** Begin Information given **

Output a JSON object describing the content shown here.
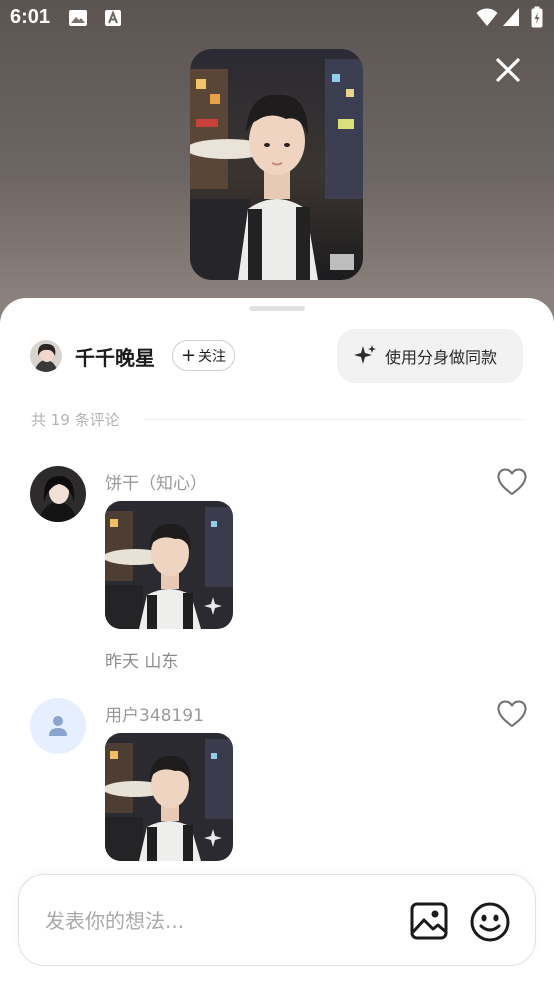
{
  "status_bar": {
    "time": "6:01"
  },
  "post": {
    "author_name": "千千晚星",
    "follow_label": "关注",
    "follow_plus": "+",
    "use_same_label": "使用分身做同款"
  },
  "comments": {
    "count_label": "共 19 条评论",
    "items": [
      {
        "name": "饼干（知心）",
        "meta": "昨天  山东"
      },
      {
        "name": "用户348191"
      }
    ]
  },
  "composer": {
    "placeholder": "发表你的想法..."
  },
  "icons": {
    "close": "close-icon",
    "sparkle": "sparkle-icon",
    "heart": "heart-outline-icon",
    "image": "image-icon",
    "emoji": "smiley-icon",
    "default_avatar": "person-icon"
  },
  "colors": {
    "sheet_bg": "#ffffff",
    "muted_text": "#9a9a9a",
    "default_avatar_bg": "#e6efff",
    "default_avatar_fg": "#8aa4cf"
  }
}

** End Information given **

• Problem:
Strip the images and reproduce the remaining records precisely.

• Correct output:
Output a JSON object describing the content shown here.
{
  "status_bar": {
    "time": "6:01"
  },
  "post": {
    "author_name": "千千晚星",
    "follow_label": "关注",
    "follow_plus": "+",
    "use_same_label": "使用分身做同款"
  },
  "comments": {
    "count_label": "共 19 条评论",
    "items": [
      {
        "name": "饼干（知心）",
        "meta": "昨天  山东"
      },
      {
        "name": "用户348191"
      }
    ]
  },
  "composer": {
    "placeholder": "发表你的想法..."
  },
  "icons": {
    "close": "close-icon",
    "sparkle": "sparkle-icon",
    "heart": "heart-outline-icon",
    "image": "image-icon",
    "emoji": "smiley-icon",
    "default_avatar": "person-icon"
  },
  "colors": {
    "sheet_bg": "#ffffff",
    "muted_text": "#9a9a9a",
    "default_avatar_bg": "#e6efff",
    "default_avatar_fg": "#8aa4cf"
  }
}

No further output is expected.